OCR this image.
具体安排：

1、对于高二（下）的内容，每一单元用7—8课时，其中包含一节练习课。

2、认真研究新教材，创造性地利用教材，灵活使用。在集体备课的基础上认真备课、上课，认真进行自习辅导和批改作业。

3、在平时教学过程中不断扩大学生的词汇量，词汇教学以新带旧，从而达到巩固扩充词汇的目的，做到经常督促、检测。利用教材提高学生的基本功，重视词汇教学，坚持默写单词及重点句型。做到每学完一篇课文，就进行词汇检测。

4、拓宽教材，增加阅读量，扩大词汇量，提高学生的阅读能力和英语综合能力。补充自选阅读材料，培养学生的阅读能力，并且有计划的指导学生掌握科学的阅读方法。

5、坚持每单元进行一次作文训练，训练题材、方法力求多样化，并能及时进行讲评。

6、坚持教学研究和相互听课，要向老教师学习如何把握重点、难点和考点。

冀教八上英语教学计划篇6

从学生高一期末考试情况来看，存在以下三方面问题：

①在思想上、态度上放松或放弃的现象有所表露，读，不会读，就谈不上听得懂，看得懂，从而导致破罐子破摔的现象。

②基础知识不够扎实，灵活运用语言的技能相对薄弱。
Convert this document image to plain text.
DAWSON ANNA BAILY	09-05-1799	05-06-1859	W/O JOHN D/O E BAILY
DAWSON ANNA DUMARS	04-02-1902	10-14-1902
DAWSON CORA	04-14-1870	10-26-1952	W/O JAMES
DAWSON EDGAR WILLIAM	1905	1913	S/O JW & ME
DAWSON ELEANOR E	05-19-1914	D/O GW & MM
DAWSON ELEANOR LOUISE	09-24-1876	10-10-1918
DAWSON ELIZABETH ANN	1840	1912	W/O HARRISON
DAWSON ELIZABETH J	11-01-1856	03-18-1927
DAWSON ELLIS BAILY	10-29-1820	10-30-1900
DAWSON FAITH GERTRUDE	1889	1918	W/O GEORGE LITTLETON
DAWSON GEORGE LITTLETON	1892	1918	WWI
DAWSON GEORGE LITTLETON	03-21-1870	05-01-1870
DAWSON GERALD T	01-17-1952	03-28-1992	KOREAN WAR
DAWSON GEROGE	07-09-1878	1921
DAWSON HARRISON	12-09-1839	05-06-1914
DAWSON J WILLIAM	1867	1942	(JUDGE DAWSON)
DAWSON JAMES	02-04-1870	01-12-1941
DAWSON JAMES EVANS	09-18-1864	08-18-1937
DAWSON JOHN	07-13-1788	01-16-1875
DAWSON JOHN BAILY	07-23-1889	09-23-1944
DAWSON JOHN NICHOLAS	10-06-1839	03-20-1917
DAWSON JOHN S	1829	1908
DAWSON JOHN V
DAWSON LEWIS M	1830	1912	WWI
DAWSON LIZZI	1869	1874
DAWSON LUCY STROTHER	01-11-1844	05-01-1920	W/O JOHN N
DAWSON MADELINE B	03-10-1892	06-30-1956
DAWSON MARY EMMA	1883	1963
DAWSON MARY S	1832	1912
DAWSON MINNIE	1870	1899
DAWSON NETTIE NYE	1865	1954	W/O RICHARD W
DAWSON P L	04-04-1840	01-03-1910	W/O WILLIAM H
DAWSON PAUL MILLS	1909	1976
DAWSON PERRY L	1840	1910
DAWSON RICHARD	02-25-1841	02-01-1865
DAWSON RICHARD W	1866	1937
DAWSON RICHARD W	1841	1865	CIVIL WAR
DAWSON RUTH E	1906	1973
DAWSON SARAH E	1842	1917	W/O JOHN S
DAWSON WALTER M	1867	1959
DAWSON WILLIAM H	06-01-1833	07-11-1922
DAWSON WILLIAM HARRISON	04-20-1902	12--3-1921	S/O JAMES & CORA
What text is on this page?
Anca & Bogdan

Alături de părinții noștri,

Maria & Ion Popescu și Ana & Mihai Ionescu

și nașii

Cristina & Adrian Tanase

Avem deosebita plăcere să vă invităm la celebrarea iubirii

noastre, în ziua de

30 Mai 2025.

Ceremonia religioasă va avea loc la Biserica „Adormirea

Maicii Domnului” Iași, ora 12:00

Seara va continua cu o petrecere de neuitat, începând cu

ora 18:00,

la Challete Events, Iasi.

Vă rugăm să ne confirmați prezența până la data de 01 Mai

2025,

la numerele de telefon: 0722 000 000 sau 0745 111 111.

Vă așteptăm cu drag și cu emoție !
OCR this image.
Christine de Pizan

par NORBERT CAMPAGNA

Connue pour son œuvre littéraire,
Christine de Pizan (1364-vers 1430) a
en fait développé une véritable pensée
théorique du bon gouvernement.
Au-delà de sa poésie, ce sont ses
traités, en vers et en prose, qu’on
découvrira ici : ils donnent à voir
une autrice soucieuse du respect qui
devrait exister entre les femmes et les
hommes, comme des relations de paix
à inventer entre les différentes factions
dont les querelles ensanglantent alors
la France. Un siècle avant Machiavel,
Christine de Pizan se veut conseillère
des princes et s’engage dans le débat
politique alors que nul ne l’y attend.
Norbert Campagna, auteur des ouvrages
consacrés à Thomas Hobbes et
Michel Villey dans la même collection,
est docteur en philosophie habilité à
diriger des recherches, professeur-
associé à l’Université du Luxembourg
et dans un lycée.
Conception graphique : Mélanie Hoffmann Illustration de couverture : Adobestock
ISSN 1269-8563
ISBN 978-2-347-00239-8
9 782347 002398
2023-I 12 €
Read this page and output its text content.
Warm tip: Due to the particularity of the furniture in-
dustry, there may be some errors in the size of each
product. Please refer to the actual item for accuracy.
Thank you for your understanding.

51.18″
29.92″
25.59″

Objective:
Give all the records again. Match them exactly.

Correct output:
OCR this image.
具体安排：

1、对于高二（下）的内容，每一单元用7—8课时，其中包含一节练习课。

2、认真研究新教材，创造性地利用教材，灵活使用。在集体备课的基础上认真备课、上课，认真进行自习辅导和批改作业。

3、在平时教学过程中不断扩大学生的词汇量，词汇教学以新带旧，从而达到巩固扩充词汇的目的，做到经常督促、检测。利用教材提高学生的基本功，重视词汇教学，坚持默写单词及重点句型。做到每学完一篇课文，就进行词汇检测。

4、拓宽教材，增加阅读量，扩大词汇量，提高学生的阅读能力和英语综合能力。补充自选阅读材料，培养学生的阅读能力，并且有计划的指导学生掌握科学的阅读方法。

5、坚持每单元进行一次作文训练，训练题材、方法力求多样化，并能及时进行讲评。

6、坚持教学研究和相互听课，要向老教师学习如何把握重点、难点和考点。

冀教八上英语教学计划篇6

从学生高一期末考试情况来看，存在以下三方面问题：

①在思想上、态度上放松或放弃的现象有所表露，读，不会读，就谈不上听得懂，看得懂，从而导致破罐子破摔的现象。

②基础知识不够扎实，灵活运用语言的技能相对薄弱。
Convert this document image to plain text.
DAWSON ANNA BAILY	09-05-1799	05-06-1859	W/O JOHN D/O E BAILY
DAWSON ANNA DUMARS	04-02-1902	10-14-1902
DAWSON CORA	04-14-1870	10-26-1952	W/O JAMES
DAWSON EDGAR WILLIAM	1905	1913	S/O JW & ME
DAWSON ELEANOR E	05-19-1914	D/O GW & MM
DAWSON ELEANOR LOUISE	09-24-1876	10-10-1918
DAWSON ELIZABETH ANN	1840	1912	W/O HARRISON
DAWSON ELIZABETH J	11-01-1856	03-18-1927
DAWSON ELLIS BAILY	10-29-1820	10-30-1900
DAWSON FAITH GERTRUDE	1889	1918	W/O GEORGE LITTLETON
DAWSON GEORGE LITTLETON	1892	1918	WWI
DAWSON GEORGE LITTLETON	03-21-1870	05-01-1870
DAWSON GERALD T	01-17-1952	03-28-1992	KOREAN WAR
DAWSON GEROGE	07-09-1878	1921
DAWSON HARRISON	12-09-1839	05-06-1914
DAWSON J WILLIAM	1867	1942	(JUDGE DAWSON)
DAWSON JAMES	02-04-1870	01-12-1941
DAWSON JAMES EVANS	09-18-1864	08-18-1937
DAWSON JOHN	07-13-1788	01-16-1875
DAWSON JOHN BAILY	07-23-1889	09-23-1944
DAWSON JOHN NICHOLAS	10-06-1839	03-20-1917
DAWSON JOHN S	1829	1908
DAWSON JOHN V
DAWSON LEWIS M	1830	1912	WWI
DAWSON LIZZI	1869	1874
DAWSON LUCY STROTHER	01-11-1844	05-01-1920	W/O JOHN N
DAWSON MADELINE B	03-10-1892	06-30-1956
DAWSON MARY EMMA	1883	1963
DAWSON MARY S	1832	1912
DAWSON MINNIE	1870	1899
DAWSON NETTIE NYE	1865	1954	W/O RICHARD W
DAWSON P L	04-04-1840	01-03-1910	W/O WILLIAM H
DAWSON PAUL MILLS	1909	1976
DAWSON PERRY L	1840	1910
DAWSON RICHARD	02-25-1841	02-01-1865
DAWSON RICHARD W	1866	1937
DAWSON RICHARD W	1841	1865	CIVIL WAR
DAWSON RUTH E	1906	1973
DAWSON SARAH E	1842	1917	W/O JOHN S
DAWSON WALTER M	1867	1959
DAWSON WILLIAM H	06-01-1833	07-11-1922
DAWSON WILLIAM HARRISON	04-20-1902	12--3-1921	S/O JAMES & CORA
What text is on this page?
Anca & Bogdan

Alături de părinții noștri,

Maria & Ion Popescu și Ana & Mihai Ionescu

și nașii

Cristina & Adrian Tanase

Avem deosebita plăcere să vă invităm la celebrarea iubirii

noastre, în ziua de

30 Mai 2025.

Ceremonia religioasă va avea loc la Biserica „Adormirea

Maicii Domnului” Iași, ora 12:00

Seara va continua cu o petrecere de neuitat, începând cu

ora 18:00,

la Challete Events, Iasi.

Vă rugăm să ne confirmați prezența până la data de 01 Mai

2025,

la numerele de telefon: 0722 000 000 sau 0745 111 111.

Vă așteptăm cu drag și cu emoție !
OCR this image.
Christine de Pizan

par NORBERT CAMPAGNA

Connue pour son œuvre littéraire,
Christine de Pizan (1364-vers 1430) a
en fait développé une véritable pensée
théorique du bon gouvernement.
Au-delà de sa poésie, ce sont ses
traités, en vers et en prose, qu’on
découvrira ici : ils donnent à voir
une autrice soucieuse du respect qui
devrait exister entre les femmes et les
hommes, comme des relations de paix
à inventer entre les différentes factions
dont les querelles ensanglantent alors
la France. Un siècle avant Machiavel,
Christine de Pizan se veut conseillère
des princes et s’engage dans le débat
politique alors que nul ne l’y attend.
Norbert Campagna, auteur des ouvrages
consacrés à Thomas Hobbes et
Michel Villey dans la même collection,
est docteur en philosophie habilité à
diriger des recherches, professeur-
associé à l’Université du Luxembourg
et dans un lycée.
Conception graphique : Mélanie Hoffmann Illustration de couverture : Adobestock
ISSN 1269-8563
ISBN 978-2-347-00239-8
9 782347 002398
2023-I 12 €
Read this page and output its text content.
Warm tip: Due to the particularity of the furniture in-
dustry, there may be some errors in the size of each
product. Please refer to the actual item for accuracy.
Thank you for your understanding.

51.18″
29.92″
25.59″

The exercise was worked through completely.